Task requirements –
Pull every line holding the string "Claves" from the records below.

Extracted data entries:
* * *

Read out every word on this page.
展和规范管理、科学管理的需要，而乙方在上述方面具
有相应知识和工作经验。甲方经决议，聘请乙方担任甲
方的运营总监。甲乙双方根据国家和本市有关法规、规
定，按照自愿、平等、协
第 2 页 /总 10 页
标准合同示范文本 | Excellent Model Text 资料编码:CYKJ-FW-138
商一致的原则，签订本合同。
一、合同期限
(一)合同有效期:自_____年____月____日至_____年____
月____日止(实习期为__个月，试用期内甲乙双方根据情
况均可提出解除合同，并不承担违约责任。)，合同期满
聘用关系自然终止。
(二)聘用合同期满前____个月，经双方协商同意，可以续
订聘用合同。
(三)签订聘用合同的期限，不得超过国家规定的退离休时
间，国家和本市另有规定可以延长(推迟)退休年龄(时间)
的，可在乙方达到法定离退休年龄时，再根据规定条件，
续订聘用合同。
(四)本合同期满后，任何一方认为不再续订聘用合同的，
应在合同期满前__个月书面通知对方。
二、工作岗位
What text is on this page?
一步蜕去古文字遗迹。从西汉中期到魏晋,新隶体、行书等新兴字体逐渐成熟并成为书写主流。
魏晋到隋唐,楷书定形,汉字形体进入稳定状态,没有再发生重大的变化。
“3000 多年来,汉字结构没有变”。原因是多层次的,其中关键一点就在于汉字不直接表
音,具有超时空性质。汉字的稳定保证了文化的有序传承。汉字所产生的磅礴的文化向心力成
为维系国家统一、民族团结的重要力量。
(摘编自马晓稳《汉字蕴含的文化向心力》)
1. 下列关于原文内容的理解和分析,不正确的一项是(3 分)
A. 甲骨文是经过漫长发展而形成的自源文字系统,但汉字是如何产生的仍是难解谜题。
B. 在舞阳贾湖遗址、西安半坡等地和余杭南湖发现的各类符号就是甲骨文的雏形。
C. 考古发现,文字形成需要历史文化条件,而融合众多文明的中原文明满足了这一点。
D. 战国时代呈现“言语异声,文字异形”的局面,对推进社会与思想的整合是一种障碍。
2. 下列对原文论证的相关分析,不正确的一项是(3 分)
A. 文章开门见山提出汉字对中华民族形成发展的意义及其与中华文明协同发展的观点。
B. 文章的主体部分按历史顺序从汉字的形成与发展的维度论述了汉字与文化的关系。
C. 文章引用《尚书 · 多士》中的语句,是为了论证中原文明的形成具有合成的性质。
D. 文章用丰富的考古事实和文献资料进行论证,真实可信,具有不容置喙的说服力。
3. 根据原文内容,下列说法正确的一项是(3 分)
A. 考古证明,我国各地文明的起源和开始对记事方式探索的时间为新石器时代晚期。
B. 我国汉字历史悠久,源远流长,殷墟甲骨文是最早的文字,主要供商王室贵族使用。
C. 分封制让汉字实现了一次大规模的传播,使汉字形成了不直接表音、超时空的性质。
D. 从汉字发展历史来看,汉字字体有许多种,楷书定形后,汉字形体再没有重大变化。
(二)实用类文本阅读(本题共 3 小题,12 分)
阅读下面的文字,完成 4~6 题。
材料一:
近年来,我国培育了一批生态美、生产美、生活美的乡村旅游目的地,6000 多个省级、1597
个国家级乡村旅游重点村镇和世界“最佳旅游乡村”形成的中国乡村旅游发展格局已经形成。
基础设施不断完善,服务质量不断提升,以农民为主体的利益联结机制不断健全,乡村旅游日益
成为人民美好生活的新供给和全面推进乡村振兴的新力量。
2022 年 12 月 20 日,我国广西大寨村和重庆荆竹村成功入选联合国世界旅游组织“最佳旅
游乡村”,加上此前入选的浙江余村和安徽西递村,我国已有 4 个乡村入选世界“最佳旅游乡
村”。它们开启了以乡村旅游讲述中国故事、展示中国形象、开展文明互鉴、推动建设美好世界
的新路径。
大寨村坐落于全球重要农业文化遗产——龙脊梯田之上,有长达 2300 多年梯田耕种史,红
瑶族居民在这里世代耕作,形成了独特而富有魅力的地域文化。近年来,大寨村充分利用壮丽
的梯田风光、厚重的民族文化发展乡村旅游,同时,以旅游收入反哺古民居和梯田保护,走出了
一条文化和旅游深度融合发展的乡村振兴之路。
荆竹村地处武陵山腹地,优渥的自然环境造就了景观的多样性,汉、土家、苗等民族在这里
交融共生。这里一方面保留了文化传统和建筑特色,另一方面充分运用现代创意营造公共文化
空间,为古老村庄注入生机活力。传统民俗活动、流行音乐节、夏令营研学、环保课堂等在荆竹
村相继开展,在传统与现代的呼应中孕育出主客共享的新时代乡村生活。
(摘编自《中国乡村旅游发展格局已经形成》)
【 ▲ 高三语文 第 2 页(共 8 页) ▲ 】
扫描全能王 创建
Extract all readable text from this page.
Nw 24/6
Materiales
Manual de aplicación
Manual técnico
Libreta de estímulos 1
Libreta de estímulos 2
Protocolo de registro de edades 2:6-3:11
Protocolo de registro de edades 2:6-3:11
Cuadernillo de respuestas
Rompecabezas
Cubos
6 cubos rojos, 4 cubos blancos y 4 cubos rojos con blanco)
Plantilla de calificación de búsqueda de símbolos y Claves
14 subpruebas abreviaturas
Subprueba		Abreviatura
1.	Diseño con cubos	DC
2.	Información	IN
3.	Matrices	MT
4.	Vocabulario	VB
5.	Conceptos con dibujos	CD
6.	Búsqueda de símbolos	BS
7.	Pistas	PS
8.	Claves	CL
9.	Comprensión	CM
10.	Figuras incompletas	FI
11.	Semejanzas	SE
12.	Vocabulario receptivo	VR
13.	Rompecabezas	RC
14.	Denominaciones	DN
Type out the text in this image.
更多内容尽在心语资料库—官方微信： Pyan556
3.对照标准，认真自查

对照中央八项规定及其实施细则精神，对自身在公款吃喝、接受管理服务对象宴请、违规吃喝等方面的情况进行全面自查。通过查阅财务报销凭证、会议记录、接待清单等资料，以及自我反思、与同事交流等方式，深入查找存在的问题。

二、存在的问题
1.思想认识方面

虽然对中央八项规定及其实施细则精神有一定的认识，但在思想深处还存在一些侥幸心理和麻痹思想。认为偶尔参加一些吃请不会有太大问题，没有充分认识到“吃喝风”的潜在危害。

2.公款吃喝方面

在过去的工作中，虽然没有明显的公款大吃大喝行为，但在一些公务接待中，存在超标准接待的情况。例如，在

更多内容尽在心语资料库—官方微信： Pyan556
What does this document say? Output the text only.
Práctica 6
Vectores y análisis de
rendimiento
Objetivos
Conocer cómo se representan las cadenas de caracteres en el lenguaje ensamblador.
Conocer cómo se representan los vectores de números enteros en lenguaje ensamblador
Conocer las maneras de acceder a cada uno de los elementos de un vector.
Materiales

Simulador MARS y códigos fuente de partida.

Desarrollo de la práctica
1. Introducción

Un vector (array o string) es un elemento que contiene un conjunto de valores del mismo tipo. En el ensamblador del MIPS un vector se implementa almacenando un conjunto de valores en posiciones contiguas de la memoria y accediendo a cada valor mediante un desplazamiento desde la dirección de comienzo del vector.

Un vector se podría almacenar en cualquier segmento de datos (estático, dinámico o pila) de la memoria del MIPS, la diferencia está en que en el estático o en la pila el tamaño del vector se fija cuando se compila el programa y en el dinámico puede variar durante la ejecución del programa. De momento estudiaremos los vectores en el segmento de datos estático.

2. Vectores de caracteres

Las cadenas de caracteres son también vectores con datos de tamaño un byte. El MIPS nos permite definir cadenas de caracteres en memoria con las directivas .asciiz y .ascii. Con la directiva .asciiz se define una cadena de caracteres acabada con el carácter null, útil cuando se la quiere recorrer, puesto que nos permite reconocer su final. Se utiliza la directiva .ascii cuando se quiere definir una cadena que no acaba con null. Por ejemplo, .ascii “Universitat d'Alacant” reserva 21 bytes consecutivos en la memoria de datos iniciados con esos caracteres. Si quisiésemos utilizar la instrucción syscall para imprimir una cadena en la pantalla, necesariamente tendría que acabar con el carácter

* * *

Output below –
Plantilla de calificación de búsqueda de símbolos y Claves
8.	Claves	CL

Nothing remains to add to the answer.